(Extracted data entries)
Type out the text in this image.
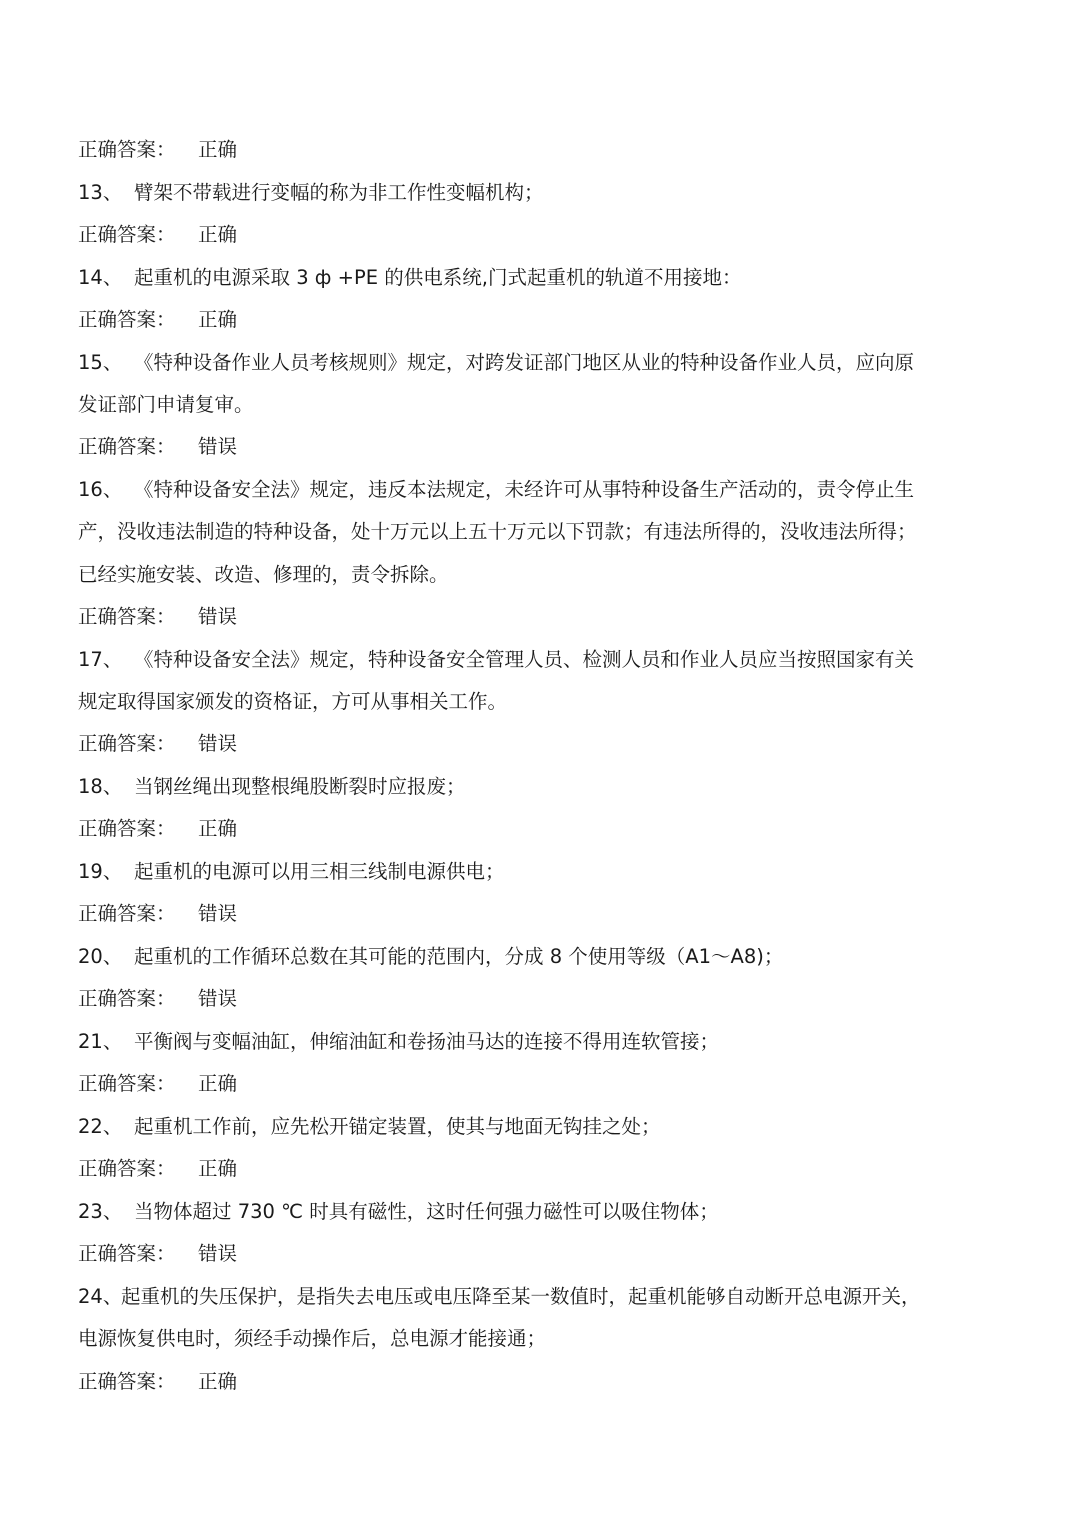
正确答案： 正确
13、 臂架不带载进行变幅的称为非工作性变幅机构；
正确答案： 正确
14、 起重机的电源采取 3 ф +PE 的供电系统,门式起重机的轨道不用接地：
正确答案： 正确
15、 《特种设备作业人员考核规则》规定，对跨发证部门地区从业的特种设备作业人员，应向原
发证部门申请复审。
正确答案： 错误
16、 《特种设备安全法》规定，违反本法规定，未经许可从事特种设备生产活动的，责令停止生
产，没收违法制造的特种设备，处十万元以上五十万元以下罚款；有违法所得的，没收违法所得；
已经实施安装、改造、修理的，责令拆除。
正确答案： 错误
17、 《特种设备安全法》规定，特种设备安全管理人员、检测人员和作业人员应当按照国家有关
规定取得国家颁发的资格证，方可从事相关工作。
正确答案： 错误
18、 当钢丝绳出现整根绳股断裂时应报废；
正确答案： 正确
19、 起重机的电源可以用三相三线制电源供电；
正确答案： 错误
20、 起重机的工作循环总数在其可能的范围内，分成 8 个使用等级（A1～A8)；
正确答案： 错误
21、 平衡阀与变幅油缸，伸缩油缸和卷扬油马达的连接不得用连软管接；
正确答案： 正确
22、 起重机工作前，应先松开锚定装置，使其与地面无钩挂之处；
正确答案： 正确
23、 当物体超过 730 ℃ 时具有磁性，这时任何强力磁性可以吸住物体；
正确答案： 错误
24、起重机的失压保护，是指失去电压或电压降至某一数值时，起重机能够自动断开总电源开关，
电源恢复供电时，须经手动操作后，总电源才能接通；
正确答案： 正确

◆ WHAT YOU HAVE TO DO
Filter the records above and return every line that holds the word "特种设备安全法".

◆ THE REPLY
16、 《特种设备安全法》规定，违反本法规定，未经许可从事特种设备生产活动的，责令停止生
17、 《特种设备安全法》规定，特种设备安全管理人员、检测人员和作业人员应当按照国家有关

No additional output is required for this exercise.